> [Task brief]: Only lines with the string "viales" matter here; gather them from the material below.

(Raw records)
◇ ◇ ◇ ◇ ◇ ◇ ◇
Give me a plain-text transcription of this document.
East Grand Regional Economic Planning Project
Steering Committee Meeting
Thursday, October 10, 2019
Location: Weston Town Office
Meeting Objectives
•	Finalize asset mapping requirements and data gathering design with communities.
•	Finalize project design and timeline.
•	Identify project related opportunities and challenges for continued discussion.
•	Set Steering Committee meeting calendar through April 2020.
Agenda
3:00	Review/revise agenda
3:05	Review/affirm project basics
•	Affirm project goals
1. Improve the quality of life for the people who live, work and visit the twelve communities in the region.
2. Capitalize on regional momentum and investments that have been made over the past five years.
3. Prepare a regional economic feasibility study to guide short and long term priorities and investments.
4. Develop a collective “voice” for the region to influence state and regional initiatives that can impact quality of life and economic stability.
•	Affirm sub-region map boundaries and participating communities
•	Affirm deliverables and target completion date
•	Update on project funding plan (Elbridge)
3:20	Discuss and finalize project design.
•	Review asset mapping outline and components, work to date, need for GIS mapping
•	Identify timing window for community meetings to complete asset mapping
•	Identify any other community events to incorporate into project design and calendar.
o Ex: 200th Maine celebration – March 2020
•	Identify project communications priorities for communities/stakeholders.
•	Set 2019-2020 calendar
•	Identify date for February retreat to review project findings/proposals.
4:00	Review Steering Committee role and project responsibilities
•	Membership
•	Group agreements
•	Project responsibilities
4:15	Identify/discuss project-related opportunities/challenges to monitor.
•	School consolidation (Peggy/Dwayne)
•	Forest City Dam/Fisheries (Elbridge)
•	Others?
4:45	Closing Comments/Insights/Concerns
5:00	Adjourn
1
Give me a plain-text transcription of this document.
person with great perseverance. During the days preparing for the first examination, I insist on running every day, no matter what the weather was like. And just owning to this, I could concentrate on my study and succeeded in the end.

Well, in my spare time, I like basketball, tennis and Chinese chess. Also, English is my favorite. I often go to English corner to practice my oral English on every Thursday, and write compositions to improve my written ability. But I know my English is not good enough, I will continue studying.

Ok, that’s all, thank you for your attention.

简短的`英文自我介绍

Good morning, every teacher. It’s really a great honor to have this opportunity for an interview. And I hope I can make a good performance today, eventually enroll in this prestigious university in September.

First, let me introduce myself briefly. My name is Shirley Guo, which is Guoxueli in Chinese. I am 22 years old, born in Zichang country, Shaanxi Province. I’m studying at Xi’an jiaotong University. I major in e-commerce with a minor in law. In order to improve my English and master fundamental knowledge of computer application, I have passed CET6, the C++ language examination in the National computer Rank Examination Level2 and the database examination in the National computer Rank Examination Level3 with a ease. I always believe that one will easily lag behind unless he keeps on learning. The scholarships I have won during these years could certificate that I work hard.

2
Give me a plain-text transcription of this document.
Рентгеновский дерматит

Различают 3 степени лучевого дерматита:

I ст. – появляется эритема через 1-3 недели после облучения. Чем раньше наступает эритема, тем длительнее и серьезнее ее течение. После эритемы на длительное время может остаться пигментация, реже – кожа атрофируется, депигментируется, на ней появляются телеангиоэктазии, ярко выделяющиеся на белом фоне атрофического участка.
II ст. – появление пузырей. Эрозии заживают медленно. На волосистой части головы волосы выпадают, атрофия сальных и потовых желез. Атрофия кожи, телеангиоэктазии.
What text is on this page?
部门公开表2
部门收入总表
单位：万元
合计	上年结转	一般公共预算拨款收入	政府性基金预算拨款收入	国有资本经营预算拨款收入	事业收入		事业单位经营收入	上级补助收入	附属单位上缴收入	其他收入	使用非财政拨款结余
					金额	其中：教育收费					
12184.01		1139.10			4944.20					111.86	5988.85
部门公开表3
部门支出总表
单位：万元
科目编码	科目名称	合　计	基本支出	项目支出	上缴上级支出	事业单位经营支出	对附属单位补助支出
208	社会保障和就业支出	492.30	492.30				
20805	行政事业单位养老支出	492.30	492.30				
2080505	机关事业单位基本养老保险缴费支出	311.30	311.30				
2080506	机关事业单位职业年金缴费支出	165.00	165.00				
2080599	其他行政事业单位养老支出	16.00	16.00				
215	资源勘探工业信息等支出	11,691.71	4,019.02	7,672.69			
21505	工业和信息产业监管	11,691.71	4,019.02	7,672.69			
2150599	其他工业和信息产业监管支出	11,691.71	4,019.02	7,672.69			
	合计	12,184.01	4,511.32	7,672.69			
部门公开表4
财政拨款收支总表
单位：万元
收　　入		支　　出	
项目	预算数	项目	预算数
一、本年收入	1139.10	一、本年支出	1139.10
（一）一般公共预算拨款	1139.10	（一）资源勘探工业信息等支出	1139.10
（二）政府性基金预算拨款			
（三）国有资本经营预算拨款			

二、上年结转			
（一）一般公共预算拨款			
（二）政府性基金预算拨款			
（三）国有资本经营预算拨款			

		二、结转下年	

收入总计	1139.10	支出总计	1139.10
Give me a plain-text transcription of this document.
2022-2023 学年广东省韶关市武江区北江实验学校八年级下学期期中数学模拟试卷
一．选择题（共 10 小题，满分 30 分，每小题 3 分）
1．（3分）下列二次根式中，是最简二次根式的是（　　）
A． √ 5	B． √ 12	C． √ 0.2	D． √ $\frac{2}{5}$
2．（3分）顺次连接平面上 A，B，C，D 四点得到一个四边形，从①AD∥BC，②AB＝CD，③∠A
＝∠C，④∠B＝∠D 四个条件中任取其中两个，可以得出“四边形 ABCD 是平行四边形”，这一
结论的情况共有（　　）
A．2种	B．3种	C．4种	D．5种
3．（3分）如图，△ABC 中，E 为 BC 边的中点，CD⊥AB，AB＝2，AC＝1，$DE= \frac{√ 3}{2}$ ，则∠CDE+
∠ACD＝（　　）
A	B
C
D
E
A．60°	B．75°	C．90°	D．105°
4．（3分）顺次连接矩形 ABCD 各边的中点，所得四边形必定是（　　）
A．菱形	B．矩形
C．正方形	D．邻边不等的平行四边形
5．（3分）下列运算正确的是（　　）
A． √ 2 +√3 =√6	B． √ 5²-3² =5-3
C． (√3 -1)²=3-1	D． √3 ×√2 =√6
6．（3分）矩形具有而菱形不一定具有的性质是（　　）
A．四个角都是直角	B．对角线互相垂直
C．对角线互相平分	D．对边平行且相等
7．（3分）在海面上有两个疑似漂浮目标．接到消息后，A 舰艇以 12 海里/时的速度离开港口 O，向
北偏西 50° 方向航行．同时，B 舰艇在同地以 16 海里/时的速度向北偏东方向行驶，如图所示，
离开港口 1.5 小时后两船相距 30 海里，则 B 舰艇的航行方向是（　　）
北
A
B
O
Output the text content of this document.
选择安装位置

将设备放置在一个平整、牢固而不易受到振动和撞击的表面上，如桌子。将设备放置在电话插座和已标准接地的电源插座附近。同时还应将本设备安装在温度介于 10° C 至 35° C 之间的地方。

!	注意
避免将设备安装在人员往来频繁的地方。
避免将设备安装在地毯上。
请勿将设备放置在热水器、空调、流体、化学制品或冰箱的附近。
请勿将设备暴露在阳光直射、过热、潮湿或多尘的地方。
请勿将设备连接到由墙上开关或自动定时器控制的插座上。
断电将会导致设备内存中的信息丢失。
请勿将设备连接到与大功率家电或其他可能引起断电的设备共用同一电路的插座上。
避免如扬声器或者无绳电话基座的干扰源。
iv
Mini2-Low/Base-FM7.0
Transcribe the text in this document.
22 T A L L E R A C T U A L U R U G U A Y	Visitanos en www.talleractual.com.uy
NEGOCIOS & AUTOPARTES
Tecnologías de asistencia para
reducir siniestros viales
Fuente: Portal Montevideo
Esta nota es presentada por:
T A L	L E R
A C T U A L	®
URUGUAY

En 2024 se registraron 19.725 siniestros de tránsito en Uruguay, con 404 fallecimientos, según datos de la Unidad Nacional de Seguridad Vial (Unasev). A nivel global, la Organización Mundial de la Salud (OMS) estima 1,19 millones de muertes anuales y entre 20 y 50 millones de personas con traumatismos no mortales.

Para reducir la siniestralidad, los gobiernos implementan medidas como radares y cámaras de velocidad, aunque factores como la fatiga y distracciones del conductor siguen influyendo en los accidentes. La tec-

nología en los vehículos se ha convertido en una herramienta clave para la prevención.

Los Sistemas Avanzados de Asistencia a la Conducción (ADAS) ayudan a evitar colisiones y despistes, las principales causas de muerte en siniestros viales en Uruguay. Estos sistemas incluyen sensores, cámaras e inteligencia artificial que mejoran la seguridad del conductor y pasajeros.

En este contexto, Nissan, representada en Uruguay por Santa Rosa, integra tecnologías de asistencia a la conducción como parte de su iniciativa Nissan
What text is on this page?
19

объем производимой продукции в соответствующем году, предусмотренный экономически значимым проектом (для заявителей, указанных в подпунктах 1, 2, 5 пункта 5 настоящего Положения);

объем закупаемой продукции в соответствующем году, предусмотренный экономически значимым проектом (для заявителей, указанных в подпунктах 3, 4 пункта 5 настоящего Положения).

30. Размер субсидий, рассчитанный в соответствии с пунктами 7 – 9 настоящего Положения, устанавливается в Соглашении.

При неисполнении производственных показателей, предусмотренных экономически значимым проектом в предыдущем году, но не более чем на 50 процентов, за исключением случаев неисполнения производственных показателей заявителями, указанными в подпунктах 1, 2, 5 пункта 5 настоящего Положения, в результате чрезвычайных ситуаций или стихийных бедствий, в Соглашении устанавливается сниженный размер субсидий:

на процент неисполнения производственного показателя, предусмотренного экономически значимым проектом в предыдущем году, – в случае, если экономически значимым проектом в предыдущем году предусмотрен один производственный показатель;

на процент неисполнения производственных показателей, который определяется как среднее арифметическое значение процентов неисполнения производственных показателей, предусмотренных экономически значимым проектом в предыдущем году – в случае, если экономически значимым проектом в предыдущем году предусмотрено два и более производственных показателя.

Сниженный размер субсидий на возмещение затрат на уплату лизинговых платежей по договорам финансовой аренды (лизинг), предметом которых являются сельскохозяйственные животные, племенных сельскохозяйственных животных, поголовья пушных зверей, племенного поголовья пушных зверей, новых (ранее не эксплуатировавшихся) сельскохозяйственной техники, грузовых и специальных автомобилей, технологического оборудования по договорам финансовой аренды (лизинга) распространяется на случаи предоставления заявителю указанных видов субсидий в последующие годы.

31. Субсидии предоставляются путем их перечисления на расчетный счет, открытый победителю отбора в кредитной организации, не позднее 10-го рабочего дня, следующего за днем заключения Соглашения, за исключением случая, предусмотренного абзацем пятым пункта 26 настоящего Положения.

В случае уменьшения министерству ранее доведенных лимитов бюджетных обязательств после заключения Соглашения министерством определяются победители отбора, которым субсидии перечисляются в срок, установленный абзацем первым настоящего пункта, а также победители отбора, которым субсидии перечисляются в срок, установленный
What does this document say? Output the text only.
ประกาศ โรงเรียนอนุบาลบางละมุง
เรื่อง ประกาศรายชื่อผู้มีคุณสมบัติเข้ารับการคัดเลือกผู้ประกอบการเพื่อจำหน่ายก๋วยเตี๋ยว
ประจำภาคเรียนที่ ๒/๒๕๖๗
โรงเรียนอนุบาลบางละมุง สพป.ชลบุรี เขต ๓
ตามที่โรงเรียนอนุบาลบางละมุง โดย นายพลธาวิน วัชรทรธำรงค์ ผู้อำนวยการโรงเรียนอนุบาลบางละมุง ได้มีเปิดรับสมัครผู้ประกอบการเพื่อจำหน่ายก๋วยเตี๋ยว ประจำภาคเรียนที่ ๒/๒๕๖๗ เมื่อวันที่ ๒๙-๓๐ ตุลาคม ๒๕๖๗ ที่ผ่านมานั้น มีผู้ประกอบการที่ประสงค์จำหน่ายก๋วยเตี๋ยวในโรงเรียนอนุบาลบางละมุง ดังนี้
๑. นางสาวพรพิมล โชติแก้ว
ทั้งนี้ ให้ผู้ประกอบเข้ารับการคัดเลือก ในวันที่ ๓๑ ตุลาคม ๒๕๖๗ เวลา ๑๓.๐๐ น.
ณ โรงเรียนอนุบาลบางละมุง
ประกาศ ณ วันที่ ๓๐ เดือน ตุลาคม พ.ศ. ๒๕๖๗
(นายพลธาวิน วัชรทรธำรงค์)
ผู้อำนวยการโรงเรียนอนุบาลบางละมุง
◇ ◇ ◇ ◇ ◇ ◇ ◇
> [Answer to the exercise]:
reducir siniestros viales
Los Sistemas Avanzados de Asistencia a la Conducción (ADAS) ayudan a evitar colisiones y despistes, las principales causas de muerte en siniestros viales en Uruguay. Estos sistemas incluyen sensores, cámaras e inteligencia artificial que mejoran la seguridad del conductor y pasajeros.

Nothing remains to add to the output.